*Given exercise*:
Transcribe every entry below word for word, but skip the pictures.

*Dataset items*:
----
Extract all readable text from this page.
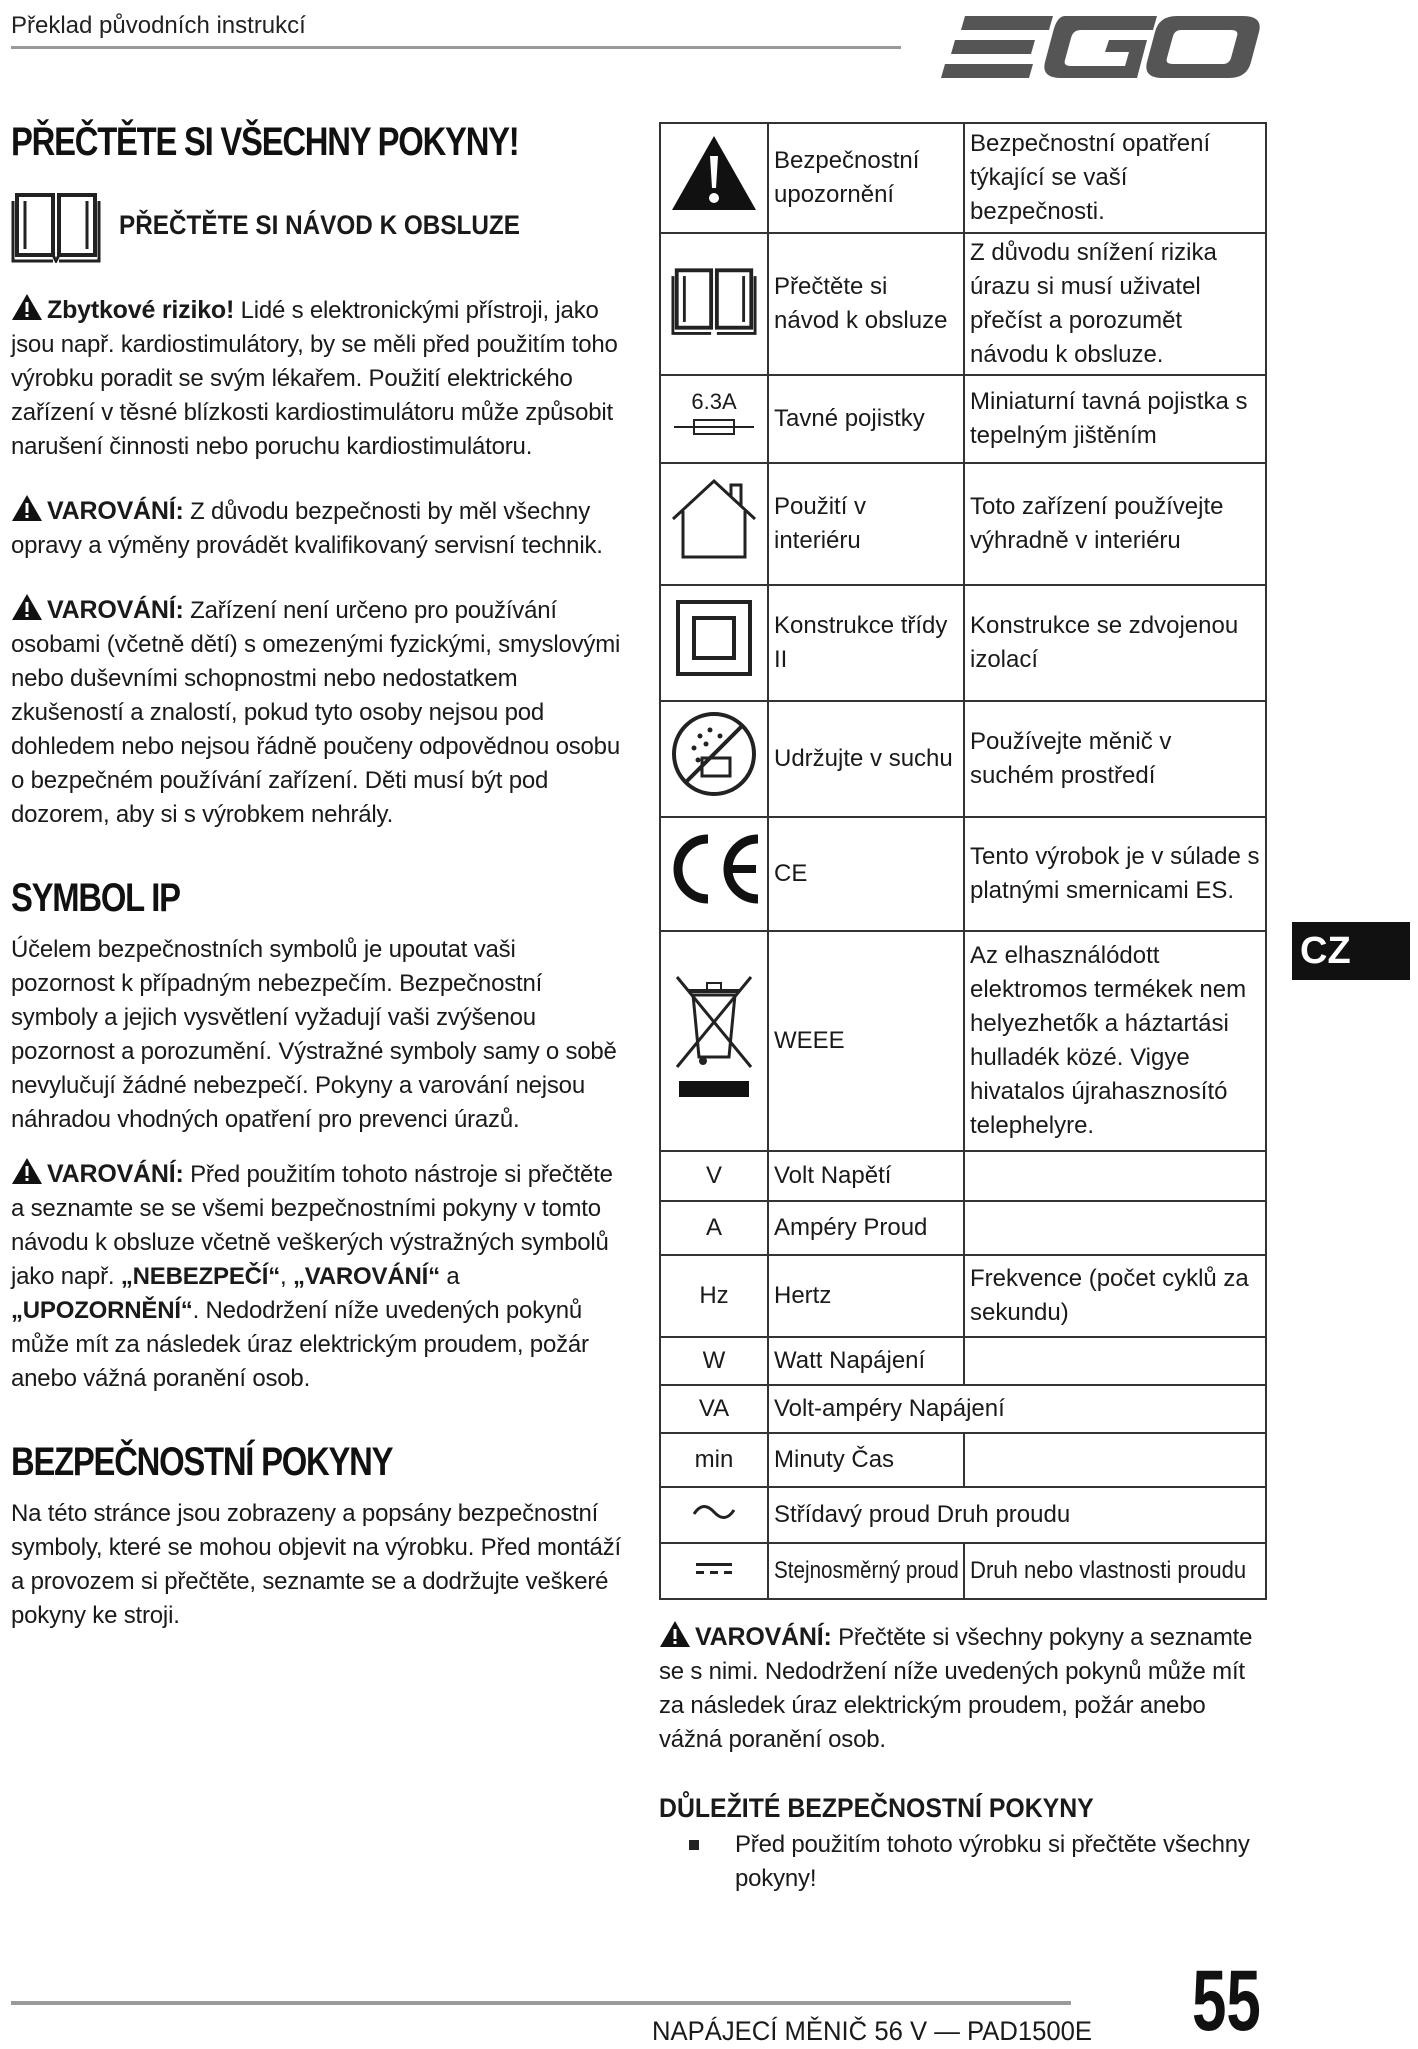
Překlad původních instrukcí
EGO
PŘEČTĚTE SI VŠECHNY POKYNY!
PŘEČTĚTE SI NÁVOD K OBSLUZE

Zbytkové riziko! Lidé s elektronickými přístroji, jako jsou např. kardiostimulátory, by se měli před použitím toho výrobku poradit se svým lékařem. Použití elektrického zařízení v těsné blízkosti kardiostimulátoru může způsobit narušení činnosti nebo poruchu kardiostimulátoru.

VAROVÁNÍ: Z důvodu bezpečnosti by měl všechny opravy a výměny provádět kvalifikovaný servisní technik.

VAROVÁNÍ: Zařízení není určeno pro používání osobami (včetně dětí) s omezenými fyzickými, smyslovými nebo duševními schopnostmi nebo nedostatkem zkušeností a znalostí, pokud tyto osoby nejsou pod dohledem nebo nejsou řádně poučeny odpovědnou osobu o bezpečném používání zařízení. Děti musí být pod dozorem, aby si s výrobkem nehrály.

SYMBOL IP

Účelem bezpečnostních symbolů je upoutat vaši pozornost k případným nebezpečím. Bezpečnostní symboly a jejich vysvětlení vyžadují vaši zvýšenou pozornost a porozumění. Výstražné symboly samy o sobě nevylučují žádné nebezpečí. Pokyny a varování nejsou náhradou vhodných opatření pro prevenci úrazů.

VAROVÁNÍ: Před použitím tohoto nástroje si přečtěte a seznamte se se všemi bezpečnostními pokyny v tomto návodu k obsluze včetně veškerých výstražných symbolů jako např. „NEBEZPEČÍ“, „VAROVÁNÍ“ a „UPOZORNĚNÍ“. Nedodržení níže uvedených pokynů může mít za následek úraz elektrickým proudem, požár anebo vážná poranění osob.

BEZPEČNOSTNÍ POKYNY

Na této stránce jsou zobrazeny a popsány bezpečnostní symboly, které se mohou objevit na výrobku. Před montáží a provozem si přečtěte, seznamte se a dodržujte veškeré pokyny ke stroji.

	Bezpečnostní upozornění	Bezpečnostní opatření týkající se vaší bezpečnosti.
	Přečtěte si návod k obsluze	Z důvodu snížení rizika úrazu si musí uživatel přečíst a porozumět návodu k obsluze.

6.3A	Tavné pojistky	Miniaturní tavná pojistka s tepelným jištěním
	Použití v interiéru	Toto zařízení používejte výhradně v interiéru
	Konstrukce třídy II	Konstrukce se zdvojenou izolací
	Udržujte v suchu	Používejte měnič v suchém prostředí
	CE	Tento výrobok je v súlade s platnými smernicami ES.
	WEEE	Az elhasználódott elektromos termékek nem helyezhetők a háztartási hulladék közé. Vigye hivatalos újrahasznosító telephelyre.
V	Volt Napětí	
A	Ampéry Proud	
Hz	Hertz	Frekvence (počet cyklů za sekundu)
W	Watt Napájení	
VA	Volt-ampéry Napájení	
min	Minuty Čas	
	Střídavý proud Druh proudu	
	Stejnosměrný proud	Druh nebo vlastnosti proudu
CZ

VAROVÁNÍ: Přečtěte si všechny pokyny a seznamte se s nimi. Nedodržení níže uvedených pokynů může mít za následek úraz elektrickým proudem, požár anebo vážná poranění osob.

DŮLEŽITÉ BEZPEČNOSTNÍ POKYNY
Před použitím tohoto výrobku si přečtěte všechny pokyny!
NAPÁJECÍ MĚNIČ 56 V — PAD1500E 55
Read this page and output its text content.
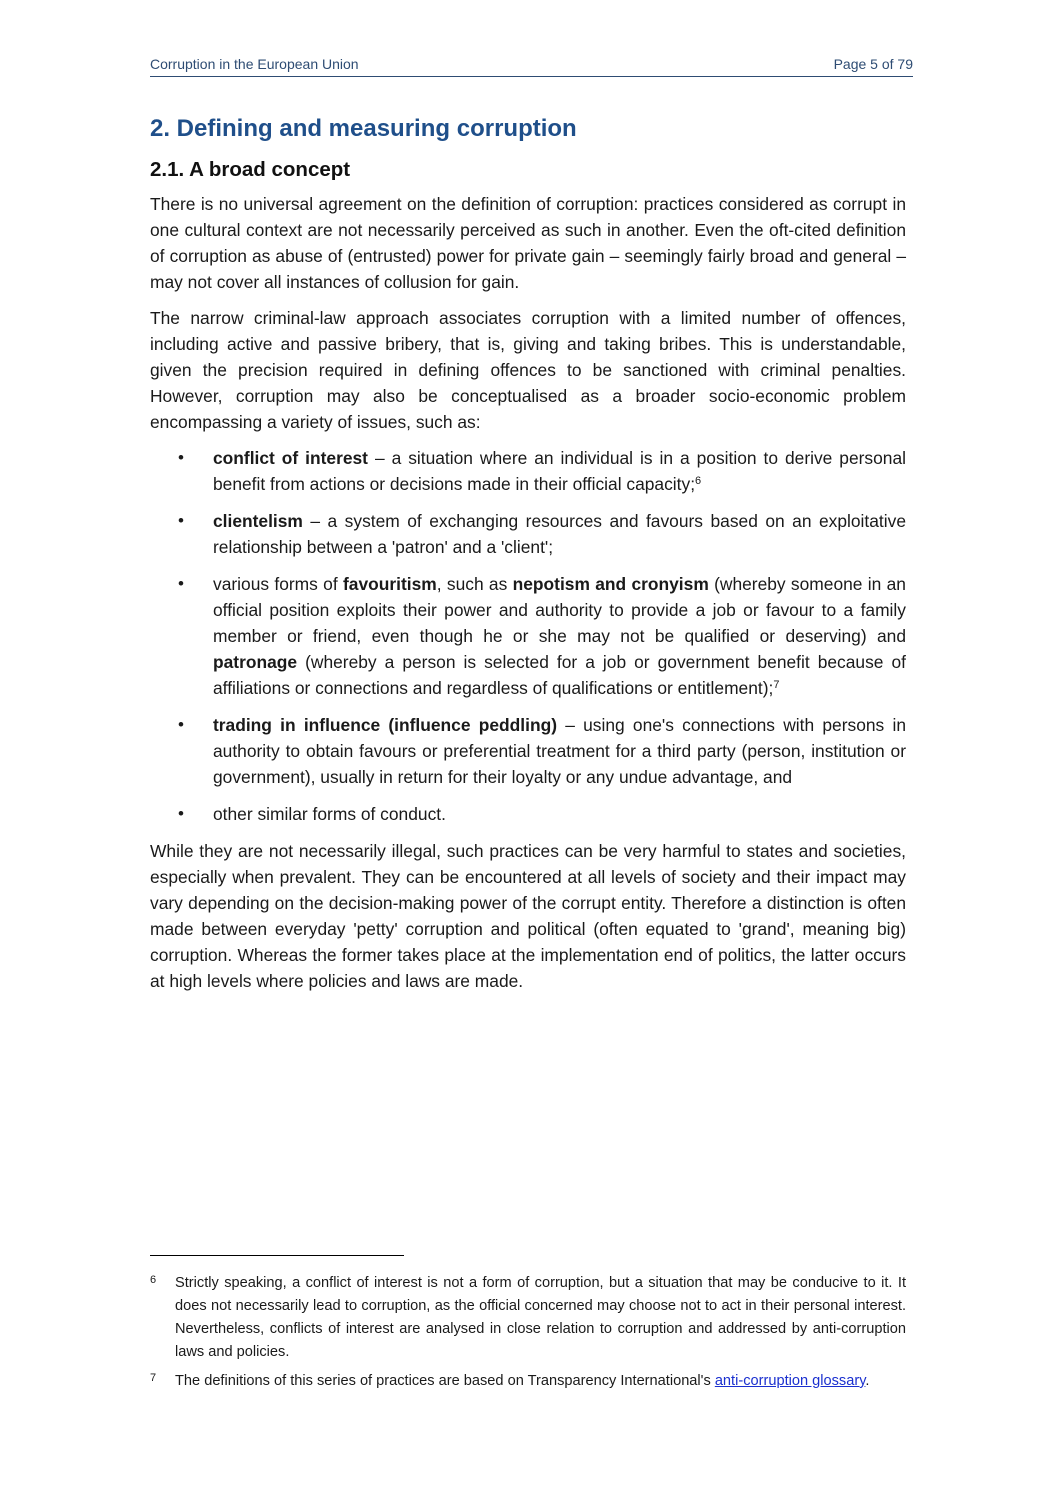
Corruption in the European Union	Page 5 of 79
2. Defining and measuring corruption
2.1. A broad concept

There is no universal agreement on the definition of corruption: practices considered as corrupt in one cultural context are not necessarily perceived as such in another. Even the oft-cited definition of corruption as abuse of (entrusted) power for private gain – seemingly fairly broad and general – may not cover all instances of collusion for gain.

The narrow criminal-law approach associates corruption with a limited number of offences, including active and passive bribery, that is, giving and taking bribes. This is understandable, given the precision required in defining offences to be sanctioned with criminal penalties. However, corruption may also be conceptualised as a broader socio-economic problem encompassing a variety of issues, such as:

• conflict of interest – a situation where an individual is in a position to derive personal benefit from actions or decisions made in their official capacity;$^6$
• clientelism – a system of exchanging resources and favours based on an exploitative relationship between a 'patron' and a 'client';
• various forms of favouritism, such as nepotism and cronyism (whereby someone in an official position exploits their power and authority to provide a job or favour to a family member or friend, even though he or she may not be qualified or deserving) and patronage (whereby a person is selected for a job or government benefit because of affiliations or connections and regardless of qualifications or entitlement);$^7$
• trading in influence (influence peddling) – using one's connections with persons in authority to obtain favours or preferential treatment for a third party (person, institution or government), usually in return for their loyalty or any undue advantage, and
• other similar forms of conduct.

While they are not necessarily illegal, such practices can be very harmful to states and societies, especially when prevalent. They can be encountered at all levels of society and their impact may vary depending on the decision-making power of the corrupt entity. Therefore a distinction is often made between everyday 'petty' corruption and political (often equated to 'grand', meaning big) corruption. Whereas the former takes place at the implementation end of politics, the latter occurs at high levels where policies and laws are made.

6 Strictly speaking, a conflict of interest is not a form of corruption, but a situation that may be conducive to it. It does not necessarily lead to corruption, as the official concerned may choose not to act in their personal interest. Nevertheless, conflicts of interest are analysed in close relation to corruption and addressed by anti-corruption laws and policies.
7 The definitions of this series of practices are based on Transparency International's anti-corruption glossary.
----
*Solution*:
Extract all readable text from this page.
Překlad původních instrukcí
EGO
PŘEČTĚTE SI VŠECHNY POKYNY!
PŘEČTĚTE SI NÁVOD K OBSLUZE

Zbytkové riziko! Lidé s elektronickými přístroji, jako jsou např. kardiostimulátory, by se měli před použitím toho výrobku poradit se svým lékařem. Použití elektrického zařízení v těsné blízkosti kardiostimulátoru může způsobit narušení činnosti nebo poruchu kardiostimulátoru.

VAROVÁNÍ: Z důvodu bezpečnosti by měl všechny opravy a výměny provádět kvalifikovaný servisní technik.

VAROVÁNÍ: Zařízení není určeno pro používání osobami (včetně dětí) s omezenými fyzickými, smyslovými nebo duševními schopnostmi nebo nedostatkem zkušeností a znalostí, pokud tyto osoby nejsou pod dohledem nebo nejsou řádně poučeny odpovědnou osobu o bezpečném používání zařízení. Děti musí být pod dozorem, aby si s výrobkem nehrály.

SYMBOL IP

Účelem bezpečnostních symbolů je upoutat vaši pozornost k případným nebezpečím. Bezpečnostní symboly a jejich vysvětlení vyžadují vaši zvýšenou pozornost a porozumění. Výstražné symboly samy o sobě nevylučují žádné nebezpečí. Pokyny a varování nejsou náhradou vhodných opatření pro prevenci úrazů.

VAROVÁNÍ: Před použitím tohoto nástroje si přečtěte a seznamte se se všemi bezpečnostními pokyny v tomto návodu k obsluze včetně veškerých výstražných symbolů jako např. „NEBEZPEČÍ“, „VAROVÁNÍ“ a „UPOZORNĚNÍ“. Nedodržení níže uvedených pokynů může mít za následek úraz elektrickým proudem, požár anebo vážná poranění osob.

BEZPEČNOSTNÍ POKYNY

Na této stránce jsou zobrazeny a popsány bezpečnostní symboly, které se mohou objevit na výrobku. Před montáží a provozem si přečtěte, seznamte se a dodržujte veškeré pokyny ke stroji.

	Bezpečnostní upozornění	Bezpečnostní opatření týkající se vaší bezpečnosti.
	Přečtěte si návod k obsluze	Z důvodu snížení rizika úrazu si musí uživatel přečíst a porozumět návodu k obsluze.

6.3A	Tavné pojistky	Miniaturní tavná pojistka s tepelným jištěním
	Použití v interiéru	Toto zařízení používejte výhradně v interiéru
	Konstrukce třídy II	Konstrukce se zdvojenou izolací
	Udržujte v suchu	Používejte měnič v suchém prostředí
	CE	Tento výrobok je v súlade s platnými smernicami ES.
	WEEE	Az elhasználódott elektromos termékek nem helyezhetők a háztartási hulladék közé. Vigye hivatalos újrahasznosító telephelyre.
V	Volt Napětí	
A	Ampéry Proud	
Hz	Hertz	Frekvence (počet cyklů za sekundu)
W	Watt Napájení	
VA	Volt-ampéry Napájení	
min	Minuty Čas	
	Střídavý proud Druh proudu	
	Stejnosměrný proud	Druh nebo vlastnosti proudu
CZ

VAROVÁNÍ: Přečtěte si všechny pokyny a seznamte se s nimi. Nedodržení níže uvedených pokynů může mít za následek úraz elektrickým proudem, požár anebo vážná poranění osob.

DŮLEŽITÉ BEZPEČNOSTNÍ POKYNY
Před použitím tohoto výrobku si přečtěte všechny pokyny!
NAPÁJECÍ MĚNIČ 56 V — PAD1500E 55
Read this page and output its text content.
Corruption in the European Union	Page 5 of 79
2. Defining and measuring corruption
2.1. A broad concept

There is no universal agreement on the definition of corruption: practices considered as corrupt in one cultural context are not necessarily perceived as such in another. Even the oft-cited definition of corruption as abuse of (entrusted) power for private gain – seemingly fairly broad and general – may not cover all instances of collusion for gain.

The narrow criminal-law approach associates corruption with a limited number of offences, including active and passive bribery, that is, giving and taking bribes. This is understandable, given the precision required in defining offences to be sanctioned with criminal penalties. However, corruption may also be conceptualised as a broader socio-economic problem encompassing a variety of issues, such as:

• conflict of interest – a situation where an individual is in a position to derive personal benefit from actions or decisions made in their official capacity;$^6$
• clientelism – a system of exchanging resources and favours based on an exploitative relationship between a 'patron' and a 'client';
• various forms of favouritism, such as nepotism and cronyism (whereby someone in an official position exploits their power and authority to provide a job or favour to a family member or friend, even though he or she may not be qualified or deserving) and patronage (whereby a person is selected for a job or government benefit because of affiliations or connections and regardless of qualifications or entitlement);$^7$
• trading in influence (influence peddling) – using one's connections with persons in authority to obtain favours or preferential treatment for a third party (person, institution or government), usually in return for their loyalty or any undue advantage, and
• other similar forms of conduct.

While they are not necessarily illegal, such practices can be very harmful to states and societies, especially when prevalent. They can be encountered at all levels of society and their impact may vary depending on the decision-making power of the corrupt entity. Therefore a distinction is often made between everyday 'petty' corruption and political (often equated to 'grand', meaning big) corruption. Whereas the former takes place at the implementation end of politics, the latter occurs at high levels where policies and laws are made.

6 Strictly speaking, a conflict of interest is not a form of corruption, but a situation that may be conducive to it. It does not necessarily lead to corruption, as the official concerned may choose not to act in their personal interest. Nevertheless, conflicts of interest are analysed in close relation to corruption and addressed by anti-corruption laws and policies.
7 The definitions of this series of practices are based on Transparency International's anti-corruption glossary.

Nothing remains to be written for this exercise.